Extracted data entries

★ ★ ★ ★

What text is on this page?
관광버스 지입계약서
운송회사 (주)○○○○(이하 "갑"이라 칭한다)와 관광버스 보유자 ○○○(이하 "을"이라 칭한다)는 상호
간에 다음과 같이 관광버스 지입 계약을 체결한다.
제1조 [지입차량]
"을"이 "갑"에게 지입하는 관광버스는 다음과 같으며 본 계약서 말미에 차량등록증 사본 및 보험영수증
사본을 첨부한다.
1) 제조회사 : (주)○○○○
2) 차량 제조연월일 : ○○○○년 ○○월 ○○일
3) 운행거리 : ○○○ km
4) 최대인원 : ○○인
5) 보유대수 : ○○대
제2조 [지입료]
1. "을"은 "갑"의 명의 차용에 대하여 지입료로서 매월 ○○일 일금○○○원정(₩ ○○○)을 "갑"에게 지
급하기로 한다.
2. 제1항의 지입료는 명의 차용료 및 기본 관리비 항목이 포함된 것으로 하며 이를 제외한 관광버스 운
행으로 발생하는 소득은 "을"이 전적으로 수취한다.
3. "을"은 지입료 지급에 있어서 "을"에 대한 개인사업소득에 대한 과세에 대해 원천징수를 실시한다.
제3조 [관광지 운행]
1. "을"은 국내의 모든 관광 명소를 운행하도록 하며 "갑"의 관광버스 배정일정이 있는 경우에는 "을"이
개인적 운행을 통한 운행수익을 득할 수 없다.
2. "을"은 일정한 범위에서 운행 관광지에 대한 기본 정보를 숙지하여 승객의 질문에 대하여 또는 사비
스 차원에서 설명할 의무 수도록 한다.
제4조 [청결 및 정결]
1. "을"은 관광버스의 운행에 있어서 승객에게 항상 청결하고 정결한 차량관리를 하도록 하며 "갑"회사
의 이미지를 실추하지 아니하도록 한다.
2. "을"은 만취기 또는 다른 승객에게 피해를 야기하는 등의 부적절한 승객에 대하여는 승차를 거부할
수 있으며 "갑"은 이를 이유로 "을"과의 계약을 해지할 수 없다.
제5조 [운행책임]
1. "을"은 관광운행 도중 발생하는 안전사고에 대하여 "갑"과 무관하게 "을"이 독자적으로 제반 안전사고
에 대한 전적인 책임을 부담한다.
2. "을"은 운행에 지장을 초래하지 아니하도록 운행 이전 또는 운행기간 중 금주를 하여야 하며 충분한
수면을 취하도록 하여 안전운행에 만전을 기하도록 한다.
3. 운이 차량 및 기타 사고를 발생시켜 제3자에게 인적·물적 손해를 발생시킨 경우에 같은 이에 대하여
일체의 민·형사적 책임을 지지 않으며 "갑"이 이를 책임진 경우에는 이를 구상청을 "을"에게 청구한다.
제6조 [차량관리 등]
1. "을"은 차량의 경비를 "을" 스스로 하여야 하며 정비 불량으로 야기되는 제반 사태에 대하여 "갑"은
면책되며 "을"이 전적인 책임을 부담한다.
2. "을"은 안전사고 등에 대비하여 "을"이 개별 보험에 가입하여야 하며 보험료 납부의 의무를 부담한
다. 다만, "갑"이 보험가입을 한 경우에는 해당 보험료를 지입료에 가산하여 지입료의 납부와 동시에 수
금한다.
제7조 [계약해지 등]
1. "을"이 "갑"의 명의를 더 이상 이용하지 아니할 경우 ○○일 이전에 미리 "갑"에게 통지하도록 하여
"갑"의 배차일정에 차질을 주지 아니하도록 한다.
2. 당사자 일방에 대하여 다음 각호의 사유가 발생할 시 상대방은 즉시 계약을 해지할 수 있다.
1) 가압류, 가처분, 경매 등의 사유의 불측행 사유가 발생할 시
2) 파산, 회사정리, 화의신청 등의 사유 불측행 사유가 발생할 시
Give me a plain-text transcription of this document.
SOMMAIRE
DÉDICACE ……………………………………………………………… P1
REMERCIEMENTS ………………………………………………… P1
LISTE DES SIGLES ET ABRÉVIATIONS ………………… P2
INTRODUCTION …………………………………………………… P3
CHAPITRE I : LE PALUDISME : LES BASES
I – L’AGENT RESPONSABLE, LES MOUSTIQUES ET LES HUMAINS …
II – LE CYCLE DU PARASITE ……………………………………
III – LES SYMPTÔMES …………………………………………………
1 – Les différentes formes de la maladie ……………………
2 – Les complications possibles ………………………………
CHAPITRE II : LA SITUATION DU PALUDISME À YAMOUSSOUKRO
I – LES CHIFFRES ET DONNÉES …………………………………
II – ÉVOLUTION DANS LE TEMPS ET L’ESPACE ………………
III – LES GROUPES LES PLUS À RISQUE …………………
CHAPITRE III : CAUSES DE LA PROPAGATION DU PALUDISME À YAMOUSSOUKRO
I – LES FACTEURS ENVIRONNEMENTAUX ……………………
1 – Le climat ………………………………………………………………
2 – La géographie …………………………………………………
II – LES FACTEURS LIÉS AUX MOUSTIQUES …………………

★ ★ ★ ★

All entries shown above should be printed again exactly.

◆ Worked solution
What text is on this page?
관광버스 지입계약서
운송회사 (주)○○○○(이하 "갑"이라 칭한다)와 관광버스 보유자 ○○○(이하 "을"이라 칭한다)는 상호
간에 다음과 같이 관광버스 지입 계약을 체결한다.
제1조 [지입차량]
"을"이 "갑"에게 지입하는 관광버스는 다음과 같으며 본 계약서 말미에 차량등록증 사본 및 보험영수증
사본을 첨부한다.
1) 제조회사 : (주)○○○○
2) 차량 제조연월일 : ○○○○년 ○○월 ○○일
3) 운행거리 : ○○○ km
4) 최대인원 : ○○인
5) 보유대수 : ○○대
제2조 [지입료]
1. "을"은 "갑"의 명의 차용에 대하여 지입료로서 매월 ○○일 일금○○○원정(₩ ○○○)을 "갑"에게 지
급하기로 한다.
2. 제1항의 지입료는 명의 차용료 및 기본 관리비 항목이 포함된 것으로 하며 이를 제외한 관광버스 운
행으로 발생하는 소득은 "을"이 전적으로 수취한다.
3. "을"은 지입료 지급에 있어서 "을"에 대한 개인사업소득에 대한 과세에 대해 원천징수를 실시한다.
제3조 [관광지 운행]
1. "을"은 국내의 모든 관광 명소를 운행하도록 하며 "갑"의 관광버스 배정일정이 있는 경우에는 "을"이
개인적 운행을 통한 운행수익을 득할 수 없다.
2. "을"은 일정한 범위에서 운행 관광지에 대한 기본 정보를 숙지하여 승객의 질문에 대하여 또는 사비
스 차원에서 설명할 의무 수도록 한다.
제4조 [청결 및 정결]
1. "을"은 관광버스의 운행에 있어서 승객에게 항상 청결하고 정결한 차량관리를 하도록 하며 "갑"회사
의 이미지를 실추하지 아니하도록 한다.
2. "을"은 만취기 또는 다른 승객에게 피해를 야기하는 등의 부적절한 승객에 대하여는 승차를 거부할
수 있으며 "갑"은 이를 이유로 "을"과의 계약을 해지할 수 없다.
제5조 [운행책임]
1. "을"은 관광운행 도중 발생하는 안전사고에 대하여 "갑"과 무관하게 "을"이 독자적으로 제반 안전사고
에 대한 전적인 책임을 부담한다.
2. "을"은 운행에 지장을 초래하지 아니하도록 운행 이전 또는 운행기간 중 금주를 하여야 하며 충분한
수면을 취하도록 하여 안전운행에 만전을 기하도록 한다.
3. 운이 차량 및 기타 사고를 발생시켜 제3자에게 인적·물적 손해를 발생시킨 경우에 같은 이에 대하여
일체의 민·형사적 책임을 지지 않으며 "갑"이 이를 책임진 경우에는 이를 구상청을 "을"에게 청구한다.
제6조 [차량관리 등]
1. "을"은 차량의 경비를 "을" 스스로 하여야 하며 정비 불량으로 야기되는 제반 사태에 대하여 "갑"은
면책되며 "을"이 전적인 책임을 부담한다.
2. "을"은 안전사고 등에 대비하여 "을"이 개별 보험에 가입하여야 하며 보험료 납부의 의무를 부담한
다. 다만, "갑"이 보험가입을 한 경우에는 해당 보험료를 지입료에 가산하여 지입료의 납부와 동시에 수
금한다.
제7조 [계약해지 등]
1. "을"이 "갑"의 명의를 더 이상 이용하지 아니할 경우 ○○일 이전에 미리 "갑"에게 통지하도록 하여
"갑"의 배차일정에 차질을 주지 아니하도록 한다.
2. 당사자 일방에 대하여 다음 각호의 사유가 발생할 시 상대방은 즉시 계약을 해지할 수 있다.
1) 가압류, 가처분, 경매 등의 사유의 불측행 사유가 발생할 시
2) 파산, 회사정리, 화의신청 등의 사유 불측행 사유가 발생할 시
Give me a plain-text transcription of this document.
SOMMAIRE
DÉDICACE ……………………………………………………………… P1
REMERCIEMENTS ………………………………………………… P1
LISTE DES SIGLES ET ABRÉVIATIONS ………………… P2
INTRODUCTION …………………………………………………… P3
CHAPITRE I : LE PALUDISME : LES BASES
I – L’AGENT RESPONSABLE, LES MOUSTIQUES ET LES HUMAINS …
II – LE CYCLE DU PARASITE ……………………………………
III – LES SYMPTÔMES …………………………………………………
1 – Les différentes formes de la maladie ……………………
2 – Les complications possibles ………………………………
CHAPITRE II : LA SITUATION DU PALUDISME À YAMOUSSOUKRO
I – LES CHIFFRES ET DONNÉES …………………………………
II – ÉVOLUTION DANS LE TEMPS ET L’ESPACE ………………
III – LES GROUPES LES PLUS À RISQUE …………………
CHAPITRE III : CAUSES DE LA PROPAGATION DU PALUDISME À YAMOUSSOUKRO
I – LES FACTEURS ENVIRONNEMENTAUX ……………………
1 – Le climat ………………………………………………………………
2 – La géographie …………………………………………………
II – LES FACTEURS LIÉS AUX MOUSTIQUES …………………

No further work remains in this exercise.